• WHAT NEEDS TO BE DONE: Find the lines holding the word "candlestick" and collect them.

· · · · ·

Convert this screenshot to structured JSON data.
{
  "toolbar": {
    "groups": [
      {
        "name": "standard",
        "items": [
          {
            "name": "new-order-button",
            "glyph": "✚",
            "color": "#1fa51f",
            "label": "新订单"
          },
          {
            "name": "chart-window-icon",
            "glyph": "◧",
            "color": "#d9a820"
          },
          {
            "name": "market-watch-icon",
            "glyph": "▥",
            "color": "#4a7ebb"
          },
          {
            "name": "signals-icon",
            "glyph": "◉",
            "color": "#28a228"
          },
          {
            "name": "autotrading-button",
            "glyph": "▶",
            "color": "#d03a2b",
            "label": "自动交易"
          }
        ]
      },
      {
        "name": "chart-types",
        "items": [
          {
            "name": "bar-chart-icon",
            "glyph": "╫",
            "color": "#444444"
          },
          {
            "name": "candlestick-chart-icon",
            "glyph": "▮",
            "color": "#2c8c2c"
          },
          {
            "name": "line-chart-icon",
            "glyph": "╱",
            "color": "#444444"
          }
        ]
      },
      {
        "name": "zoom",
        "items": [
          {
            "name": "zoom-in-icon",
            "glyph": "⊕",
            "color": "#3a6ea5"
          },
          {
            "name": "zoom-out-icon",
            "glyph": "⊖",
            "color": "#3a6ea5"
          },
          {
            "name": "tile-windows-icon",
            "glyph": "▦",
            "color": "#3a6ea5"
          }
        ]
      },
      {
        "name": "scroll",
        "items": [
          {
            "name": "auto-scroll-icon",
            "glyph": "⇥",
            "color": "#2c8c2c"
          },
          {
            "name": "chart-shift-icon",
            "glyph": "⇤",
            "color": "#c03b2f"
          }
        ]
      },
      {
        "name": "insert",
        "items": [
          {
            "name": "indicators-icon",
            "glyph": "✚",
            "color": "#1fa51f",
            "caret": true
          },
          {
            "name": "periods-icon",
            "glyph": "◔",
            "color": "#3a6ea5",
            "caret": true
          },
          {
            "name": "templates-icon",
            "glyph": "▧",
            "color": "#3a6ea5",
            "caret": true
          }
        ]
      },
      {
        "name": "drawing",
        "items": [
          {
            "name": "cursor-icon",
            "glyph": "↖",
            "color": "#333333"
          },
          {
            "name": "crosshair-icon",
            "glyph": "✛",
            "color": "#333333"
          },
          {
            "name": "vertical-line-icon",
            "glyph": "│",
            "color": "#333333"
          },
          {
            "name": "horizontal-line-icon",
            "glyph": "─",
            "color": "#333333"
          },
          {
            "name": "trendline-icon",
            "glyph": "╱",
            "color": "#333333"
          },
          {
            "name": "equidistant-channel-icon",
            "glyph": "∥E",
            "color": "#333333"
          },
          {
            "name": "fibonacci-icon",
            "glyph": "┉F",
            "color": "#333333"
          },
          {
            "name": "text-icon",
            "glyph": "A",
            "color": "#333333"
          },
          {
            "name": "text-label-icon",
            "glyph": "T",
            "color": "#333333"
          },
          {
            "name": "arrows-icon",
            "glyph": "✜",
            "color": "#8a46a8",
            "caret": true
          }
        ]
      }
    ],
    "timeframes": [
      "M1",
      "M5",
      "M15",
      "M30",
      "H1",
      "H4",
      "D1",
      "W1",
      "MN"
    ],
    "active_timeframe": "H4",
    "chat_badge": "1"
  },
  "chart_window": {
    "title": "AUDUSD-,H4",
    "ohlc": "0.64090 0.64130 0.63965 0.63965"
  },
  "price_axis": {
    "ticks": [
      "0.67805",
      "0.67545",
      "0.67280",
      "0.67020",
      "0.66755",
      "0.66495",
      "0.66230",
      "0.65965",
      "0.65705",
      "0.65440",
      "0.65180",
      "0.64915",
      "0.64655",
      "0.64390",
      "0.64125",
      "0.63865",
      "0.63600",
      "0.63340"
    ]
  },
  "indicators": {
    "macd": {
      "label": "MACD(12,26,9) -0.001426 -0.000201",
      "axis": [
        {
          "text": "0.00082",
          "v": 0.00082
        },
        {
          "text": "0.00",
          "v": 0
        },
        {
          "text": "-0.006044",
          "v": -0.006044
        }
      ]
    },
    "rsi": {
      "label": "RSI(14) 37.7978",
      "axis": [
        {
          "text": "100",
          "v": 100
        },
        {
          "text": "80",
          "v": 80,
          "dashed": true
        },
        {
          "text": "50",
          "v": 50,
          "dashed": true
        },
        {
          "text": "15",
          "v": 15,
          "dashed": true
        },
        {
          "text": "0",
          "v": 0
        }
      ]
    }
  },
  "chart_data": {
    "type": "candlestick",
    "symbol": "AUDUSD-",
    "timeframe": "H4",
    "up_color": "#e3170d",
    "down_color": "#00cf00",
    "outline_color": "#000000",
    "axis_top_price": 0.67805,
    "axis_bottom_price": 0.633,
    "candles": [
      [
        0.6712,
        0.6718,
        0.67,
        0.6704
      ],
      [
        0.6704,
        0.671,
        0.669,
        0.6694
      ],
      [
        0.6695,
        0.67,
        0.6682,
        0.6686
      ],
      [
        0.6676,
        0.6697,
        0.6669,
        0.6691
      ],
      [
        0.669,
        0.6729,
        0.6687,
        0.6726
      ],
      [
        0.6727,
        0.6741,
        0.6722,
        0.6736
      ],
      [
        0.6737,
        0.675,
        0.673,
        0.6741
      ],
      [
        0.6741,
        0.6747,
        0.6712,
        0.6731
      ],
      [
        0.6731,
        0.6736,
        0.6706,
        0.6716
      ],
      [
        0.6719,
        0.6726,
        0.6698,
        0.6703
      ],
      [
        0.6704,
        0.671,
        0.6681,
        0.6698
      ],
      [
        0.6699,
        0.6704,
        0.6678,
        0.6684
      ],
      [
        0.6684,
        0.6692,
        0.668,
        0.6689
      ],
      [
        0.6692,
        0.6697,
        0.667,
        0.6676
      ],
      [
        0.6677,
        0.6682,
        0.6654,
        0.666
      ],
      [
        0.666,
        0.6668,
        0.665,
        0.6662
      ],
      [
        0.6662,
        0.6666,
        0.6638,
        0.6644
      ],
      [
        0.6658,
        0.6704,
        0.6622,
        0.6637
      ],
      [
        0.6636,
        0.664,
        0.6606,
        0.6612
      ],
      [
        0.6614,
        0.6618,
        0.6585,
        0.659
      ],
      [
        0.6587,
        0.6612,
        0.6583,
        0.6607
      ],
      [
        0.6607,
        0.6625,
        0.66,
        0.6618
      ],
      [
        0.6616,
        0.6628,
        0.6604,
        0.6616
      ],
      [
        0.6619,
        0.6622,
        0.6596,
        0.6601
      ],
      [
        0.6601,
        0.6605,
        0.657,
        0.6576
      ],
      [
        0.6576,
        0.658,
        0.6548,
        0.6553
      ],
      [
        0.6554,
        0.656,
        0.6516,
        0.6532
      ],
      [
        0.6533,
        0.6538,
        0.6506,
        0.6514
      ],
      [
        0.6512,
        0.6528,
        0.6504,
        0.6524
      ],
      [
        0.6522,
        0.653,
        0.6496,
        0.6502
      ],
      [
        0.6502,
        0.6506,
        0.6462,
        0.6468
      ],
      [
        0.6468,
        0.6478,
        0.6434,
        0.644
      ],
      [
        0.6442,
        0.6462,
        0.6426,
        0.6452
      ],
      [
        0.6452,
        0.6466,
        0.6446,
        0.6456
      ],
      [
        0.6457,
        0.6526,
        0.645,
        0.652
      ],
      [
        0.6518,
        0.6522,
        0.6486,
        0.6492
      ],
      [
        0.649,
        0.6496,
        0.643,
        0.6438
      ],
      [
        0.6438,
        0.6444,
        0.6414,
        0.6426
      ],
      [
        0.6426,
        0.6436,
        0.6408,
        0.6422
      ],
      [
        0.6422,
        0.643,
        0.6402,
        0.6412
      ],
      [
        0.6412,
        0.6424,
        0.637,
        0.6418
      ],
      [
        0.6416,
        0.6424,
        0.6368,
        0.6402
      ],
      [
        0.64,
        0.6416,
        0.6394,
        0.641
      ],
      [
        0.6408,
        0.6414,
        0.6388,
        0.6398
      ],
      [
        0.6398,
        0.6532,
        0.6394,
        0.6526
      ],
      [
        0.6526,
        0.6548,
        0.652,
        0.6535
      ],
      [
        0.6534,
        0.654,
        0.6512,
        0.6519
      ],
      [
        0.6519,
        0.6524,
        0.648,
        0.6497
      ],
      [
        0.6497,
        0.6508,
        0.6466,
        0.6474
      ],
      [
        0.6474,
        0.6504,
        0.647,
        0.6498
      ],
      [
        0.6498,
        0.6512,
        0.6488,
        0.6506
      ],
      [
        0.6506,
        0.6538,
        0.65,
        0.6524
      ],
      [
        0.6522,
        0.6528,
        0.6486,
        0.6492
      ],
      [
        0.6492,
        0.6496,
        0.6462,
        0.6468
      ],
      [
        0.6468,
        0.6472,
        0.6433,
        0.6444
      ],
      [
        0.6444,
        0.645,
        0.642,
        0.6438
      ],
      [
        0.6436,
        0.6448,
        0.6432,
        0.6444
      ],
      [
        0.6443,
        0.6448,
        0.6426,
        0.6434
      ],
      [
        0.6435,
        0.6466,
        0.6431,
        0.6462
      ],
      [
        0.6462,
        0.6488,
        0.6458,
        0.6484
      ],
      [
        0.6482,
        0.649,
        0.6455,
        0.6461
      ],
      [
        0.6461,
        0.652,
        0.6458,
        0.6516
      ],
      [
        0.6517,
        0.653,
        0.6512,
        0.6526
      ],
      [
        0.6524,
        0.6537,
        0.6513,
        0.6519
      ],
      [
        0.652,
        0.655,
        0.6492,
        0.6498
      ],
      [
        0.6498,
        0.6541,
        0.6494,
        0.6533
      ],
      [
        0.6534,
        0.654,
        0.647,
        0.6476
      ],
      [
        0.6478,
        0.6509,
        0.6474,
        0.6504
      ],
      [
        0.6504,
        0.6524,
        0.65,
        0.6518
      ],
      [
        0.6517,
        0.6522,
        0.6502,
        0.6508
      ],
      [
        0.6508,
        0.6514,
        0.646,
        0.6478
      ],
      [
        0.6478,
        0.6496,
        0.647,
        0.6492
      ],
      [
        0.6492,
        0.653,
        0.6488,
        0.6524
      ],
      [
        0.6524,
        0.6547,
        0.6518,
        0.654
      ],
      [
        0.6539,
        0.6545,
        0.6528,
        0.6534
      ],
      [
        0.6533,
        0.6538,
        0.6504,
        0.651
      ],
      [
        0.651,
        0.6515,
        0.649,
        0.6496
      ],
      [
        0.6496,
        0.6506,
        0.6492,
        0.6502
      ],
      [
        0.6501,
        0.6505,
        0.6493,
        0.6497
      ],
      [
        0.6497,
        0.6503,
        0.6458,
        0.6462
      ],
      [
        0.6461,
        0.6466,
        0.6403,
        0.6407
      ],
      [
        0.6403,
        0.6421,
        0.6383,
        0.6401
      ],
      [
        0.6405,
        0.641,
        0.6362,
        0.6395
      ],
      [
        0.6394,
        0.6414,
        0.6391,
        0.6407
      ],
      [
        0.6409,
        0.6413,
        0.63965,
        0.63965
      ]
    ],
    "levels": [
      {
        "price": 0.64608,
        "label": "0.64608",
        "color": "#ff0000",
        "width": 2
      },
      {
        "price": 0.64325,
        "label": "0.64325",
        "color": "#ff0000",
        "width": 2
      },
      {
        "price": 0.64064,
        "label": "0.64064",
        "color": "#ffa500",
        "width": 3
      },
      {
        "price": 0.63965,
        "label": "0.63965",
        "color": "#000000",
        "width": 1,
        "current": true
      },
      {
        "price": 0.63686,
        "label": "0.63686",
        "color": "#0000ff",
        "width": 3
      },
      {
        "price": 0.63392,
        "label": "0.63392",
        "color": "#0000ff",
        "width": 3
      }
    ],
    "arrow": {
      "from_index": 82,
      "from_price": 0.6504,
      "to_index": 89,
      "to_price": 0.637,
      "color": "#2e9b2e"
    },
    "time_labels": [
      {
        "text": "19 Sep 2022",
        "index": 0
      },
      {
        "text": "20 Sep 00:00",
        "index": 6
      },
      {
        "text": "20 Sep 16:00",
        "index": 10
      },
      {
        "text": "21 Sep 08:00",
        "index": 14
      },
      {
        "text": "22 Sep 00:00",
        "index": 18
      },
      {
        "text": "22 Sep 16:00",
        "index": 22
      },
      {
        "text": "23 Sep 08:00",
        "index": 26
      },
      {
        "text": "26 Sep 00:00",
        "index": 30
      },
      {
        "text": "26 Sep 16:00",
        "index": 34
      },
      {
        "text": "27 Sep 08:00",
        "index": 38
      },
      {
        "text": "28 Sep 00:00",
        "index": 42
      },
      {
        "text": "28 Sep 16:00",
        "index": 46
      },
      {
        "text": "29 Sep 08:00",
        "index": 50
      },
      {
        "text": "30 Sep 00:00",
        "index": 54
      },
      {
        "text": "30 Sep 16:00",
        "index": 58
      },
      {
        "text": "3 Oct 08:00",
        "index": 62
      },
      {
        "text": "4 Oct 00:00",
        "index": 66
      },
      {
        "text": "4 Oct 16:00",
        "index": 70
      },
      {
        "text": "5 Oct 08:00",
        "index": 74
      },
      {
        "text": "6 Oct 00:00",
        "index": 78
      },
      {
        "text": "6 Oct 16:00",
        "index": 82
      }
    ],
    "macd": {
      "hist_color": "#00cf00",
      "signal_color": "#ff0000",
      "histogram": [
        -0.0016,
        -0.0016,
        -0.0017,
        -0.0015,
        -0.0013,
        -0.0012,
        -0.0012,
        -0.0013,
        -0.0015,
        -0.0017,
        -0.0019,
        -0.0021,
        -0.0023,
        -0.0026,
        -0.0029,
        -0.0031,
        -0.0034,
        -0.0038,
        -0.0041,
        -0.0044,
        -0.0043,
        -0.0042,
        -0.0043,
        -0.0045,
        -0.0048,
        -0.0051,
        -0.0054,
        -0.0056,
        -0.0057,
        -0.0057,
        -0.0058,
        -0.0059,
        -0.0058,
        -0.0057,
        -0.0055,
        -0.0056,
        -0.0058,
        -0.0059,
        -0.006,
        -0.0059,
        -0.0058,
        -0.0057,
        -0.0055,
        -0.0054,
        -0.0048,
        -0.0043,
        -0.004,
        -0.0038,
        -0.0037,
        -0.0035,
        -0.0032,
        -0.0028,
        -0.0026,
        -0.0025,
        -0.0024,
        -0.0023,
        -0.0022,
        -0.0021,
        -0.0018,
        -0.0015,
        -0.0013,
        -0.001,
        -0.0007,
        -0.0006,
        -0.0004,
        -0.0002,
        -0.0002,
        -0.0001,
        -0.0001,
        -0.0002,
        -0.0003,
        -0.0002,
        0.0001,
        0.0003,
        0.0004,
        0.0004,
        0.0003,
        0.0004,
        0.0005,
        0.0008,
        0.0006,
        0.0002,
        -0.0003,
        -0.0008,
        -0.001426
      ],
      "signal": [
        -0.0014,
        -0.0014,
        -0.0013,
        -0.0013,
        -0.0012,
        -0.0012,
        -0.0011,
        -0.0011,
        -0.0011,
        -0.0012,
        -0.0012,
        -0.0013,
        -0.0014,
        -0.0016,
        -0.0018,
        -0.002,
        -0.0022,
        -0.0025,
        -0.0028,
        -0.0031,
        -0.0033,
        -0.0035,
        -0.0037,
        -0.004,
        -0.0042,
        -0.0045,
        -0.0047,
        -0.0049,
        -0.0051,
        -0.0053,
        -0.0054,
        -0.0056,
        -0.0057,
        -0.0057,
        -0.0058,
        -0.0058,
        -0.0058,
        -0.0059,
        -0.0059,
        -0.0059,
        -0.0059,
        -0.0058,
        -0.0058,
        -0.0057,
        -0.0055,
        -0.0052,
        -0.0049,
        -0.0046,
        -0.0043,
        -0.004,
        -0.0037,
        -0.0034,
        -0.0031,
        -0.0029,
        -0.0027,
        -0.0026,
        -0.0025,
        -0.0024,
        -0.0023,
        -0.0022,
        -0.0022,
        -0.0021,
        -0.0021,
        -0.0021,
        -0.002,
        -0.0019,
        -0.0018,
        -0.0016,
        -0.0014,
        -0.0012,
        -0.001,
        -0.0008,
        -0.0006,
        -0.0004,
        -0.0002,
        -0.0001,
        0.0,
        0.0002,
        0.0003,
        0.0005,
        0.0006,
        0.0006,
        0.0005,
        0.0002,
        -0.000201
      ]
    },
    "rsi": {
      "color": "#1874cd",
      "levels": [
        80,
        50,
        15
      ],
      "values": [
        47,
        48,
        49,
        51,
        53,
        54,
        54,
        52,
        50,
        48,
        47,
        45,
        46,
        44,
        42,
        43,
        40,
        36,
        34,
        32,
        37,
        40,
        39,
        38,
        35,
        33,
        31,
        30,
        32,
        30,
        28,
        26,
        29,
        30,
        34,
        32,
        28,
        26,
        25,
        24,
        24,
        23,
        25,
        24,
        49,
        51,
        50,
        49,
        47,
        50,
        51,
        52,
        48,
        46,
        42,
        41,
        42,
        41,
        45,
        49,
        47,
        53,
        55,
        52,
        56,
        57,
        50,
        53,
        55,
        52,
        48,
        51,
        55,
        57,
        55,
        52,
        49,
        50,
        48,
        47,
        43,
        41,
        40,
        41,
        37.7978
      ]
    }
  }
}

· · · · ·

• RESPONSE:
            "name": "candlestick-chart-icon",
    "type": "candlestick",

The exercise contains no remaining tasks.